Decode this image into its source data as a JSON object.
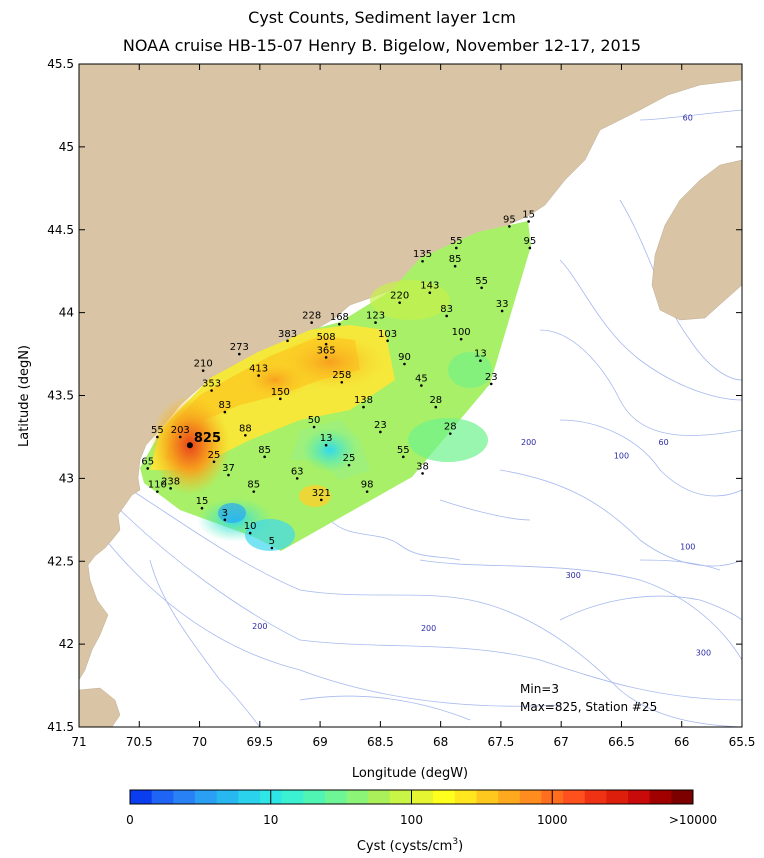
{
  "title": "Cyst Counts, Sediment layer 1cm",
  "subtitle": "NOAA cruise HB-15-07 Henry B. Bigelow, November 12-17, 2015",
  "colors": {
    "land": "#d9c5a5",
    "contour_line": "#9ab0ea",
    "frame": "#000000"
  },
  "chart_data": {
    "type": "map",
    "xlabel": "Longitude (degW)",
    "ylabel": "Latitude (degN)",
    "xlim": [
      71,
      65.5
    ],
    "ylim": [
      41.5,
      45.5
    ],
    "x_ticks": [
      "71",
      "70.5",
      "70",
      "69.5",
      "69",
      "68.5",
      "68",
      "67.5",
      "67",
      "66.5",
      "66",
      "65.5"
    ],
    "y_ticks": [
      "41.5",
      "42",
      "42.5",
      "43",
      "43.5",
      "44",
      "44.5",
      "45",
      "45.5"
    ],
    "stations": [
      {
        "lon": 67.27,
        "lat": 44.55,
        "value": "15"
      },
      {
        "lon": 67.43,
        "lat": 44.52,
        "value": "95"
      },
      {
        "lon": 67.26,
        "lat": 44.39,
        "value": "95"
      },
      {
        "lon": 67.87,
        "lat": 44.39,
        "value": "55"
      },
      {
        "lon": 67.88,
        "lat": 44.28,
        "value": "85"
      },
      {
        "lon": 68.15,
        "lat": 44.31,
        "value": "135"
      },
      {
        "lon": 67.66,
        "lat": 44.15,
        "value": "55"
      },
      {
        "lon": 68.09,
        "lat": 44.12,
        "value": "143"
      },
      {
        "lon": 68.34,
        "lat": 44.06,
        "value": "220"
      },
      {
        "lon": 67.49,
        "lat": 44.01,
        "value": "33"
      },
      {
        "lon": 67.95,
        "lat": 43.98,
        "value": "83"
      },
      {
        "lon": 68.54,
        "lat": 43.94,
        "value": "123"
      },
      {
        "lon": 68.84,
        "lat": 43.93,
        "value": "168"
      },
      {
        "lon": 69.07,
        "lat": 43.94,
        "value": "228"
      },
      {
        "lon": 68.44,
        "lat": 43.83,
        "value": "103"
      },
      {
        "lon": 67.83,
        "lat": 43.84,
        "value": "100"
      },
      {
        "lon": 69.27,
        "lat": 43.83,
        "value": "383"
      },
      {
        "lon": 68.95,
        "lat": 43.81,
        "value": "508"
      },
      {
        "lon": 69.67,
        "lat": 43.75,
        "value": "273"
      },
      {
        "lon": 68.95,
        "lat": 43.73,
        "value": "365"
      },
      {
        "lon": 68.3,
        "lat": 43.69,
        "value": "90"
      },
      {
        "lon": 67.67,
        "lat": 43.71,
        "value": "13"
      },
      {
        "lon": 69.97,
        "lat": 43.65,
        "value": "210"
      },
      {
        "lon": 69.51,
        "lat": 43.62,
        "value": "413"
      },
      {
        "lon": 68.82,
        "lat": 43.58,
        "value": "258"
      },
      {
        "lon": 68.16,
        "lat": 43.56,
        "value": "45"
      },
      {
        "lon": 67.58,
        "lat": 43.57,
        "value": "23"
      },
      {
        "lon": 69.9,
        "lat": 43.53,
        "value": "353"
      },
      {
        "lon": 69.33,
        "lat": 43.48,
        "value": "150"
      },
      {
        "lon": 68.64,
        "lat": 43.43,
        "value": "138"
      },
      {
        "lon": 68.04,
        "lat": 43.43,
        "value": "28"
      },
      {
        "lon": 69.79,
        "lat": 43.4,
        "value": "83"
      },
      {
        "lon": 69.05,
        "lat": 43.31,
        "value": "50"
      },
      {
        "lon": 68.5,
        "lat": 43.28,
        "value": "23"
      },
      {
        "lon": 67.92,
        "lat": 43.27,
        "value": "28"
      },
      {
        "lon": 70.35,
        "lat": 43.25,
        "value": "55"
      },
      {
        "lon": 70.16,
        "lat": 43.25,
        "value": "203"
      },
      {
        "lon": 69.62,
        "lat": 43.26,
        "value": "88"
      },
      {
        "lon": 70.08,
        "lat": 43.2,
        "value": "825"
      },
      {
        "lon": 68.95,
        "lat": 43.2,
        "value": "13"
      },
      {
        "lon": 69.46,
        "lat": 43.13,
        "value": "85"
      },
      {
        "lon": 68.31,
        "lat": 43.13,
        "value": "55"
      },
      {
        "lon": 69.88,
        "lat": 43.1,
        "value": "25"
      },
      {
        "lon": 68.76,
        "lat": 43.08,
        "value": "25"
      },
      {
        "lon": 70.43,
        "lat": 43.06,
        "value": "65"
      },
      {
        "lon": 69.76,
        "lat": 43.02,
        "value": "37"
      },
      {
        "lon": 69.19,
        "lat": 43.0,
        "value": "63"
      },
      {
        "lon": 68.15,
        "lat": 43.03,
        "value": "38"
      },
      {
        "lon": 70.24,
        "lat": 42.94,
        "value": "238"
      },
      {
        "lon": 69.55,
        "lat": 42.92,
        "value": "85"
      },
      {
        "lon": 68.61,
        "lat": 42.92,
        "value": "98"
      },
      {
        "lon": 70.35,
        "lat": 42.92,
        "value": "110"
      },
      {
        "lon": 68.99,
        "lat": 42.87,
        "value": "321"
      },
      {
        "lon": 69.98,
        "lat": 42.82,
        "value": "15"
      },
      {
        "lon": 69.79,
        "lat": 42.75,
        "value": "3"
      },
      {
        "lon": 69.58,
        "lat": 42.67,
        "value": "10"
      },
      {
        "lon": 69.4,
        "lat": 42.58,
        "value": "5"
      }
    ],
    "max_station": {
      "lon": 70.08,
      "lat": 43.2
    },
    "contour_labels": [
      {
        "text": "60",
        "lon": 65.95,
        "lat": 45.16
      },
      {
        "text": "200",
        "lon": 67.27,
        "lat": 43.2
      },
      {
        "text": "60",
        "lon": 66.15,
        "lat": 43.2
      },
      {
        "text": "100",
        "lon": 66.5,
        "lat": 43.12
      },
      {
        "text": "100",
        "lon": 65.95,
        "lat": 42.57
      },
      {
        "text": "300",
        "lon": 66.9,
        "lat": 42.4
      },
      {
        "text": "200",
        "lon": 69.5,
        "lat": 42.09
      },
      {
        "text": "200",
        "lon": 68.1,
        "lat": 42.08
      },
      {
        "text": "300",
        "lon": 65.82,
        "lat": 41.93
      }
    ],
    "annotations": [
      "Min=3",
      "Max=825, Station #25"
    ],
    "max_label": "825",
    "colorbar": {
      "label": "Cyst (cysts/cm",
      "label_sup": "3",
      "label_end": ")",
      "tick_labels": [
        "0",
        "10",
        "100",
        "1000",
        ">10000"
      ],
      "colors": [
        "#0a3cf0",
        "#1e64f5",
        "#2882f5",
        "#2aa0f5",
        "#28b8f0",
        "#2ad2eb",
        "#2ee6e6",
        "#3cf0d2",
        "#50f5b4",
        "#6ef596",
        "#8cf578",
        "#aaf05a",
        "#c8f546",
        "#e6f532",
        "#ffff1e",
        "#ffe61e",
        "#ffc81e",
        "#ffaa1e",
        "#ff8c1e",
        "#ff6e1e",
        "#ff501e",
        "#f03214",
        "#dc1e0a",
        "#c80a0a",
        "#a00000",
        "#7d0000"
      ]
    }
  }
}
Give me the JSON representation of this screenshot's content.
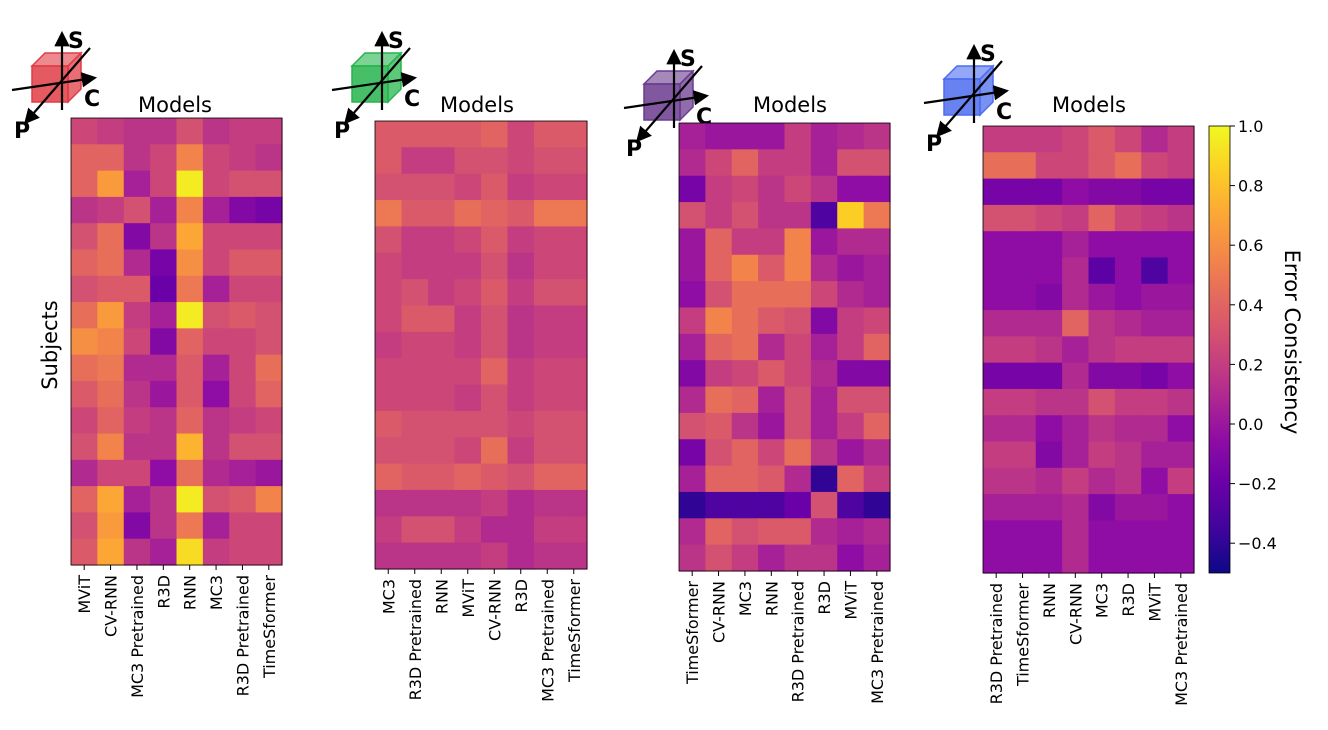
{
  "chart_data": {
    "type": "heatmap",
    "colormap": "plasma",
    "vmin": -0.5,
    "vmax": 1.0,
    "ylabel": "Subjects",
    "axis_letters": [
      "S",
      "C",
      "P"
    ],
    "colorbar": {
      "label": "Error Consistency",
      "ticks": [
        "1.0",
        "0.8",
        "0.6",
        "0.4",
        "0.2",
        "0.0",
        "−0.2",
        "−0.4"
      ],
      "tick_values": [
        1.0,
        0.8,
        0.6,
        0.4,
        0.2,
        0.0,
        -0.2,
        -0.4
      ]
    },
    "panels": [
      {
        "title": "Models",
        "cube_color": "#e03c45",
        "columns": [
          "MViT",
          "CV-RNN",
          "MC3 Pretrained",
          "R3D",
          "RNN",
          "MC3",
          "R3D Pretrained",
          "TimeSformer"
        ],
        "values": [
          [
            0.25,
            0.2,
            0.15,
            0.15,
            0.3,
            0.15,
            0.2,
            0.2
          ],
          [
            0.4,
            0.4,
            0.15,
            0.25,
            0.55,
            0.25,
            0.2,
            0.15
          ],
          [
            0.4,
            0.65,
            0.05,
            0.25,
            0.95,
            0.25,
            0.3,
            0.3
          ],
          [
            0.15,
            0.2,
            0.3,
            0.05,
            0.55,
            0.05,
            -0.1,
            -0.15
          ],
          [
            0.3,
            0.45,
            -0.1,
            0.15,
            0.7,
            0.25,
            0.25,
            0.25
          ],
          [
            0.4,
            0.45,
            0.1,
            -0.15,
            0.6,
            0.25,
            0.35,
            0.35
          ],
          [
            0.3,
            0.35,
            0.35,
            -0.2,
            0.5,
            0.05,
            0.25,
            0.25
          ],
          [
            0.45,
            0.65,
            0.2,
            0.05,
            0.95,
            0.3,
            0.35,
            0.3
          ],
          [
            0.6,
            0.55,
            0.25,
            -0.1,
            0.4,
            0.25,
            0.25,
            0.3
          ],
          [
            0.45,
            0.5,
            0.1,
            0.1,
            0.35,
            0.05,
            0.25,
            0.45
          ],
          [
            0.35,
            0.45,
            0.15,
            0.0,
            0.35,
            -0.05,
            0.25,
            0.4
          ],
          [
            0.25,
            0.4,
            0.2,
            0.15,
            0.4,
            0.15,
            0.2,
            0.25
          ],
          [
            0.3,
            0.55,
            0.15,
            0.15,
            0.75,
            0.15,
            0.3,
            0.3
          ],
          [
            0.1,
            0.25,
            0.25,
            -0.05,
            0.45,
            0.1,
            0.05,
            0.0
          ],
          [
            0.4,
            0.7,
            0.05,
            0.15,
            0.95,
            0.3,
            0.35,
            0.55
          ],
          [
            0.3,
            0.65,
            -0.1,
            0.15,
            0.5,
            0.05,
            0.25,
            0.25
          ],
          [
            0.35,
            0.7,
            0.15,
            0.05,
            0.9,
            0.2,
            0.25,
            0.25
          ]
        ]
      },
      {
        "title": "Models",
        "cube_color": "#27b44e",
        "columns": [
          "MC3",
          "R3D Pretrained",
          "RNN",
          "MViT",
          "CV-RNN",
          "R3D",
          "MC3 Pretrained",
          "TimeSformer"
        ],
        "values": [
          [
            0.35,
            0.35,
            0.35,
            0.35,
            0.4,
            0.25,
            0.35,
            0.35
          ],
          [
            0.35,
            0.2,
            0.2,
            0.3,
            0.3,
            0.25,
            0.3,
            0.3
          ],
          [
            0.3,
            0.3,
            0.3,
            0.25,
            0.35,
            0.2,
            0.25,
            0.25
          ],
          [
            0.5,
            0.35,
            0.35,
            0.45,
            0.4,
            0.35,
            0.5,
            0.5
          ],
          [
            0.3,
            0.2,
            0.2,
            0.25,
            0.35,
            0.2,
            0.25,
            0.25
          ],
          [
            0.25,
            0.2,
            0.2,
            0.2,
            0.3,
            0.15,
            0.25,
            0.25
          ],
          [
            0.25,
            0.3,
            0.2,
            0.25,
            0.35,
            0.2,
            0.3,
            0.3
          ],
          [
            0.25,
            0.35,
            0.35,
            0.2,
            0.3,
            0.15,
            0.2,
            0.2
          ],
          [
            0.2,
            0.25,
            0.25,
            0.2,
            0.3,
            0.15,
            0.2,
            0.2
          ],
          [
            0.25,
            0.25,
            0.25,
            0.25,
            0.4,
            0.2,
            0.25,
            0.25
          ],
          [
            0.25,
            0.25,
            0.25,
            0.2,
            0.3,
            0.2,
            0.25,
            0.25
          ],
          [
            0.35,
            0.3,
            0.3,
            0.3,
            0.3,
            0.25,
            0.3,
            0.3
          ],
          [
            0.3,
            0.3,
            0.3,
            0.25,
            0.45,
            0.2,
            0.3,
            0.3
          ],
          [
            0.4,
            0.35,
            0.35,
            0.4,
            0.35,
            0.3,
            0.4,
            0.4
          ],
          [
            0.15,
            0.15,
            0.15,
            0.15,
            0.2,
            0.1,
            0.15,
            0.15
          ],
          [
            0.2,
            0.3,
            0.3,
            0.2,
            0.1,
            0.1,
            0.2,
            0.2
          ],
          [
            0.15,
            0.15,
            0.15,
            0.15,
            0.2,
            0.1,
            0.15,
            0.15
          ]
        ]
      },
      {
        "title": "Models",
        "cube_color": "#6b3b8e",
        "columns": [
          "TimeSformer",
          "CV-RNN",
          "MC3",
          "RNN",
          "R3D Pretrained",
          "R3D",
          "MViT",
          "MC3 Pretrained"
        ],
        "values": [
          [
            0.05,
            0.0,
            0.0,
            0.0,
            0.2,
            0.05,
            0.1,
            0.15
          ],
          [
            0.1,
            0.25,
            0.4,
            0.2,
            0.2,
            0.05,
            0.3,
            0.3
          ],
          [
            -0.15,
            0.2,
            0.25,
            0.15,
            0.25,
            0.15,
            -0.05,
            -0.05
          ],
          [
            0.3,
            0.2,
            0.3,
            0.15,
            0.15,
            -0.3,
            0.85,
            0.5
          ],
          [
            0.0,
            0.4,
            0.2,
            0.2,
            0.55,
            0.0,
            0.1,
            0.1
          ],
          [
            0.0,
            0.4,
            0.55,
            0.35,
            0.55,
            0.1,
            0.0,
            0.05
          ],
          [
            -0.05,
            0.3,
            0.45,
            0.45,
            0.45,
            0.25,
            0.1,
            0.05
          ],
          [
            0.2,
            0.55,
            0.45,
            0.35,
            0.3,
            -0.1,
            0.2,
            0.25
          ],
          [
            0.05,
            0.4,
            0.45,
            0.1,
            0.25,
            0.05,
            0.2,
            0.4
          ],
          [
            -0.1,
            0.2,
            0.25,
            0.35,
            0.25,
            0.1,
            -0.1,
            -0.1
          ],
          [
            0.1,
            0.45,
            0.4,
            0.05,
            0.3,
            0.05,
            0.3,
            0.3
          ],
          [
            0.3,
            0.35,
            0.15,
            0.0,
            0.3,
            0.05,
            0.2,
            0.4
          ],
          [
            -0.15,
            0.3,
            0.4,
            0.25,
            0.45,
            0.15,
            0.0,
            0.1
          ],
          [
            0.05,
            0.4,
            0.4,
            0.35,
            0.1,
            -0.4,
            0.4,
            0.2
          ],
          [
            -0.4,
            -0.3,
            -0.3,
            -0.3,
            -0.2,
            0.3,
            -0.3,
            -0.4
          ],
          [
            0.1,
            0.4,
            0.3,
            0.35,
            0.35,
            0.1,
            0.05,
            0.1
          ],
          [
            0.15,
            0.3,
            0.2,
            0.05,
            0.15,
            0.15,
            -0.05,
            0.05
          ]
        ]
      },
      {
        "title": "Models",
        "cube_color": "#4d6cf0",
        "columns": [
          "R3D Pretrained",
          "TimeSformer",
          "RNN",
          "CV-RNN",
          "MC3",
          "R3D",
          "MViT",
          "MC3 Pretrained"
        ],
        "values": [
          [
            0.2,
            0.2,
            0.2,
            0.25,
            0.35,
            0.25,
            0.1,
            0.2
          ],
          [
            0.45,
            0.45,
            0.25,
            0.25,
            0.35,
            0.45,
            0.25,
            0.2
          ],
          [
            -0.15,
            -0.15,
            -0.15,
            -0.05,
            -0.1,
            -0.1,
            -0.15,
            -0.15
          ],
          [
            0.3,
            0.3,
            0.25,
            0.2,
            0.4,
            0.25,
            0.2,
            0.15
          ],
          [
            -0.05,
            -0.05,
            -0.05,
            0.05,
            -0.05,
            -0.05,
            -0.05,
            -0.05
          ],
          [
            -0.05,
            -0.05,
            -0.05,
            0.1,
            -0.25,
            -0.05,
            -0.3,
            -0.05
          ],
          [
            -0.05,
            -0.05,
            -0.1,
            0.1,
            0.0,
            -0.05,
            0.0,
            0.0
          ],
          [
            0.1,
            0.1,
            0.1,
            0.4,
            0.15,
            0.1,
            0.05,
            0.05
          ],
          [
            0.2,
            0.2,
            0.15,
            0.05,
            0.15,
            0.2,
            0.2,
            0.2
          ],
          [
            -0.15,
            -0.15,
            -0.15,
            0.1,
            -0.1,
            -0.1,
            -0.15,
            -0.05
          ],
          [
            0.2,
            0.2,
            0.15,
            0.15,
            0.3,
            0.2,
            0.2,
            0.15
          ],
          [
            0.1,
            0.1,
            -0.05,
            0.05,
            0.15,
            0.1,
            0.1,
            -0.05
          ],
          [
            0.2,
            0.2,
            -0.1,
            0.05,
            0.2,
            0.15,
            0.05,
            0.05
          ],
          [
            0.15,
            0.15,
            0.1,
            0.2,
            0.1,
            0.15,
            -0.05,
            0.2
          ],
          [
            0.05,
            0.05,
            0.05,
            0.1,
            -0.1,
            0.0,
            0.0,
            -0.05
          ],
          [
            -0.05,
            -0.05,
            -0.05,
            0.1,
            -0.05,
            -0.05,
            -0.05,
            -0.05
          ],
          [
            -0.05,
            -0.05,
            -0.05,
            0.1,
            -0.05,
            -0.05,
            -0.05,
            -0.05
          ]
        ]
      }
    ]
  }
}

Given request: Extract each line holding the string "Cyst".

Completed task:
  "title": "Cyst Counts, Sediment layer 1cm",
      "label": "Cyst (cysts/cm",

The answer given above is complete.